TASK STATEMENT: In the listing below, locate the lines that hold the string "text". Copy those lines.

DATA IN THIS EXERCISE:
## START

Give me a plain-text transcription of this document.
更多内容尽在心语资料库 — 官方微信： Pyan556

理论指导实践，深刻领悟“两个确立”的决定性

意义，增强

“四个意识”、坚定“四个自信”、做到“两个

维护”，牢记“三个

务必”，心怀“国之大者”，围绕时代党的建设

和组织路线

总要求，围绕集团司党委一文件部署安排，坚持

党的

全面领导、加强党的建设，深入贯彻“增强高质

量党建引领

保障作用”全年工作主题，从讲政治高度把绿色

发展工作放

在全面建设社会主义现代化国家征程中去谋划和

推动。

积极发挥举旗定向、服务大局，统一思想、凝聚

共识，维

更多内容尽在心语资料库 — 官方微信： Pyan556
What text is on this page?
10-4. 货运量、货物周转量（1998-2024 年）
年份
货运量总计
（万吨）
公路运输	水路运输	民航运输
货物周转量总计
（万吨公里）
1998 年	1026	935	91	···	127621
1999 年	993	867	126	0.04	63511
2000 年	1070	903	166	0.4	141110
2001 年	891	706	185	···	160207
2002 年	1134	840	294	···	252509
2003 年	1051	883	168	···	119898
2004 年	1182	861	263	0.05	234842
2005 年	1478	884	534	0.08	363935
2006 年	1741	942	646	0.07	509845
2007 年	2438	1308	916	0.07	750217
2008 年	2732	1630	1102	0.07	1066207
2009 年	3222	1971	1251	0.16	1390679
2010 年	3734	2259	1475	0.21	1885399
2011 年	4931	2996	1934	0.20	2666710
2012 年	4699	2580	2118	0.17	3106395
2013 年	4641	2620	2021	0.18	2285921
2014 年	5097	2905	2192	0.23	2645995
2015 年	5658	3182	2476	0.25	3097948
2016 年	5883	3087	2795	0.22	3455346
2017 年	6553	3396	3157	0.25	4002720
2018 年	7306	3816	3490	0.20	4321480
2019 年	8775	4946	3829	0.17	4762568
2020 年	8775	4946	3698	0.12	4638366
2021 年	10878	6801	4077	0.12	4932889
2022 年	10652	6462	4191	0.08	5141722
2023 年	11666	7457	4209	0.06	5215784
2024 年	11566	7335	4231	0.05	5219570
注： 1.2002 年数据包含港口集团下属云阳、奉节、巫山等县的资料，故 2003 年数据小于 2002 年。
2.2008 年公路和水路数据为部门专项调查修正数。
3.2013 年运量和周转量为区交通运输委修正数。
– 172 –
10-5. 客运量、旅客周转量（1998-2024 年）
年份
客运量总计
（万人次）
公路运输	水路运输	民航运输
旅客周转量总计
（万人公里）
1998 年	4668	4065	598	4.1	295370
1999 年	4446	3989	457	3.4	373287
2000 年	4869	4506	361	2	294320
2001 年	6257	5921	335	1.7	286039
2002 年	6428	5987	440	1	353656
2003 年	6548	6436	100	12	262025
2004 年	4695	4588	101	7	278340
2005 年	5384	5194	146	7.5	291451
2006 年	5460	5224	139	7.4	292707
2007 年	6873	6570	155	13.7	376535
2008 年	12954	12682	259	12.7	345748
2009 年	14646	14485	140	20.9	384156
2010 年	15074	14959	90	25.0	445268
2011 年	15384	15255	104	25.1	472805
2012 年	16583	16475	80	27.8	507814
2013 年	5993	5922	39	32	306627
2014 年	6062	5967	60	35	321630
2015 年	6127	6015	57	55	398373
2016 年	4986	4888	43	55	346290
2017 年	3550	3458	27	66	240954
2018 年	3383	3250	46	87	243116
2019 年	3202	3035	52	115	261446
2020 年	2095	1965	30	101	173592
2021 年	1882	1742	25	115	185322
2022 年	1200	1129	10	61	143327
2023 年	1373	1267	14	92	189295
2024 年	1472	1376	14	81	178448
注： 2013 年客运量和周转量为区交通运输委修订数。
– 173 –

## END

CORRECT RESULT:
Give me a plain-text transcription of this document.
What text is on this page?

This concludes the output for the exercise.